#### [Listing]
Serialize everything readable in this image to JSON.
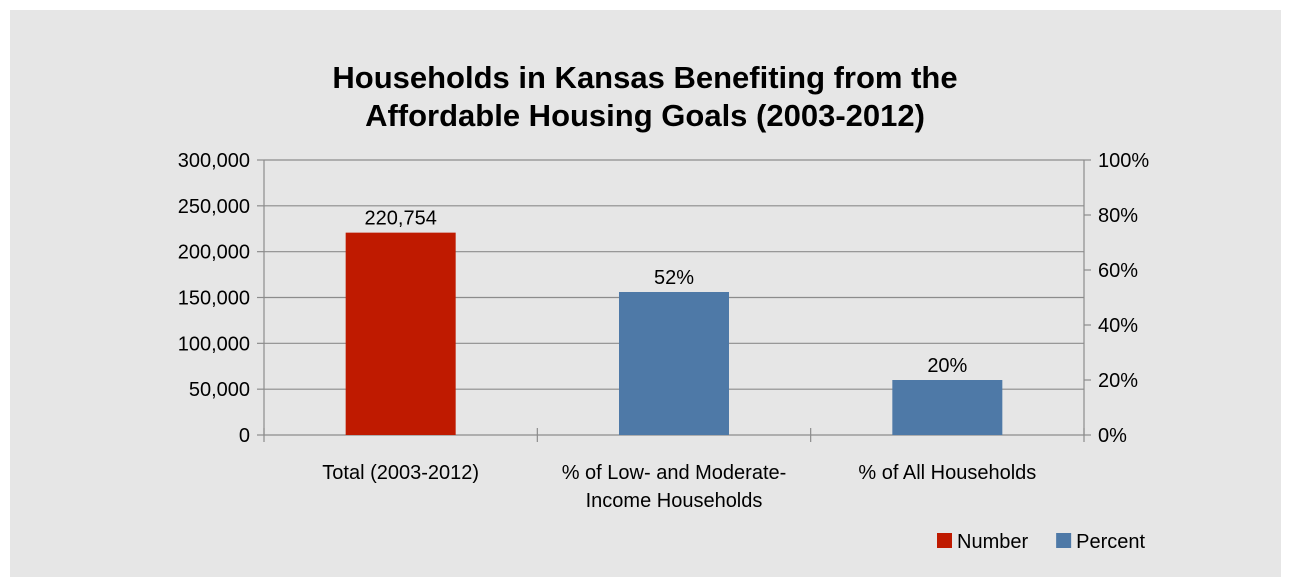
{
  "chart_data": {
    "type": "bar",
    "title": [
      "Households in Kansas Benefiting from the",
      "Affordable Housing Goals (2003-2012)"
    ],
    "categories": [
      [
        "Total (2003-2012)"
      ],
      [
        "% of Low- and Moderate-",
        "Income Households"
      ],
      [
        "% of All Households"
      ]
    ],
    "series": [
      {
        "name": "Number",
        "axis": "left",
        "color": "#bf1a00",
        "values": [
          220754,
          null,
          null
        ],
        "labels": [
          "220,754",
          null,
          null
        ]
      },
      {
        "name": "Percent",
        "axis": "right",
        "color": "#4e79a7",
        "values": [
          null,
          52,
          20
        ],
        "labels": [
          null,
          "52%",
          "20%"
        ]
      }
    ],
    "y_left": {
      "range": [
        0,
        300000
      ],
      "ticks": [
        0,
        50000,
        100000,
        150000,
        200000,
        250000,
        300000
      ],
      "tick_labels": [
        "0",
        "50,000",
        "100,000",
        "150,000",
        "200,000",
        "250,000",
        "300,000"
      ]
    },
    "y_right": {
      "range": [
        0,
        100
      ],
      "ticks": [
        0,
        20,
        40,
        60,
        80,
        100
      ],
      "tick_labels": [
        "0%",
        "20%",
        "40%",
        "60%",
        "80%",
        "100%"
      ]
    },
    "grid": "horizontal",
    "legend_position": "bottom-right",
    "background": "#e6e6e6"
  }
}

#### [Directions for this task]
Return the listing above unchanged, apart from dropping its pictures.

#### [Written answer]
Serialize everything readable in this image to JSON.
{
  "chart_data": {
    "type": "bar",
    "title": [
      "Households in Kansas Benefiting from the",
      "Affordable Housing Goals (2003-2012)"
    ],
    "categories": [
      [
        "Total (2003-2012)"
      ],
      [
        "% of Low- and Moderate-",
        "Income Households"
      ],
      [
        "% of All Households"
      ]
    ],
    "series": [
      {
        "name": "Number",
        "axis": "left",
        "color": "#bf1a00",
        "values": [
          220754,
          null,
          null
        ],
        "labels": [
          "220,754",
          null,
          null
        ]
      },
      {
        "name": "Percent",
        "axis": "right",
        "color": "#4e79a7",
        "values": [
          null,
          52,
          20
        ],
        "labels": [
          null,
          "52%",
          "20%"
        ]
      }
    ],
    "y_left": {
      "range": [
        0,
        300000
      ],
      "ticks": [
        0,
        50000,
        100000,
        150000,
        200000,
        250000,
        300000
      ],
      "tick_labels": [
        "0",
        "50,000",
        "100,000",
        "150,000",
        "200,000",
        "250,000",
        "300,000"
      ]
    },
    "y_right": {
      "range": [
        0,
        100
      ],
      "ticks": [
        0,
        20,
        40,
        60,
        80,
        100
      ],
      "tick_labels": [
        "0%",
        "20%",
        "40%",
        "60%",
        "80%",
        "100%"
      ]
    },
    "grid": "horizontal",
    "legend_position": "bottom-right",
    "background": "#e6e6e6"
  }
}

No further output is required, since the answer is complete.